TASK TO COMPLETE:
Your task is to print the material below exactly as presented.

RECORDS FOR THIS EXERCISE:
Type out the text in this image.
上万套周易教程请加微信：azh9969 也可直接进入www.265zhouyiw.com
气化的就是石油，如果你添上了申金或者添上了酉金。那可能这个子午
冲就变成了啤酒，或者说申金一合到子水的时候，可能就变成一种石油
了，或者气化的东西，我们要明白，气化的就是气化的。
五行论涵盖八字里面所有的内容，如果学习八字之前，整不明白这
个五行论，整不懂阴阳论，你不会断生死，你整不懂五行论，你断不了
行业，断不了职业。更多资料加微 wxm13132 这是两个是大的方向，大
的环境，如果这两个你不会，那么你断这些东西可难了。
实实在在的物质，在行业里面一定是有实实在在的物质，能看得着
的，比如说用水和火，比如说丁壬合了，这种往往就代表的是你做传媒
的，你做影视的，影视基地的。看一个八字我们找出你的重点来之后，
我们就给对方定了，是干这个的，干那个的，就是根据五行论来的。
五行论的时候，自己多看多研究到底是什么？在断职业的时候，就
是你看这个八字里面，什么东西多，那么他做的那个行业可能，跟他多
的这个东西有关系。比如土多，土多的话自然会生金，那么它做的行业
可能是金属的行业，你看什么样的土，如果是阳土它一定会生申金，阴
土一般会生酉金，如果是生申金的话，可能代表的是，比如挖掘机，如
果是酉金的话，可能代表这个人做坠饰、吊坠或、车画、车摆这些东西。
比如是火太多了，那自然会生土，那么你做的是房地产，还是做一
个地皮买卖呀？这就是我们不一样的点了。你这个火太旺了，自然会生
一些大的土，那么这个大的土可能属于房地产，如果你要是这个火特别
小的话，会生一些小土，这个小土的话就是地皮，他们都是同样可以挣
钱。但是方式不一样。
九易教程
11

WRITTEN RESPONSE:
Type out the text in this image.
上万套周易教程请加微信：azh9969 也可直接进入www.265zhouyiw.com
气化的就是石油，如果你添上了申金或者添上了酉金。那可能这个子午
冲就变成了啤酒，或者说申金一合到子水的时候，可能就变成一种石油
了，或者气化的东西，我们要明白，气化的就是气化的。
五行论涵盖八字里面所有的内容，如果学习八字之前，整不明白这
个五行论，整不懂阴阳论，你不会断生死，你整不懂五行论，你断不了
行业，断不了职业。更多资料加微 wxm13132 这是两个是大的方向，大
的环境，如果这两个你不会，那么你断这些东西可难了。
实实在在的物质，在行业里面一定是有实实在在的物质，能看得着
的，比如说用水和火，比如说丁壬合了，这种往往就代表的是你做传媒
的，你做影视的，影视基地的。看一个八字我们找出你的重点来之后，
我们就给对方定了，是干这个的，干那个的，就是根据五行论来的。
五行论的时候，自己多看多研究到底是什么？在断职业的时候，就
是你看这个八字里面，什么东西多，那么他做的那个行业可能，跟他多
的这个东西有关系。比如土多，土多的话自然会生金，那么它做的行业
可能是金属的行业，你看什么样的土，如果是阳土它一定会生申金，阴
土一般会生酉金，如果是生申金的话，可能代表的是，比如挖掘机，如
果是酉金的话，可能代表这个人做坠饰、吊坠或、车画、车摆这些东西。
比如是火太多了，那自然会生土，那么你做的是房地产，还是做一
个地皮买卖呀？这就是我们不一样的点了。你这个火太旺了，自然会生
一些大的土，那么这个大的土可能属于房地产，如果你要是这个火特别
小的话，会生一些小土，这个小土的话就是地皮，他们都是同样可以挣
钱。但是方式不一样。
九易教程
11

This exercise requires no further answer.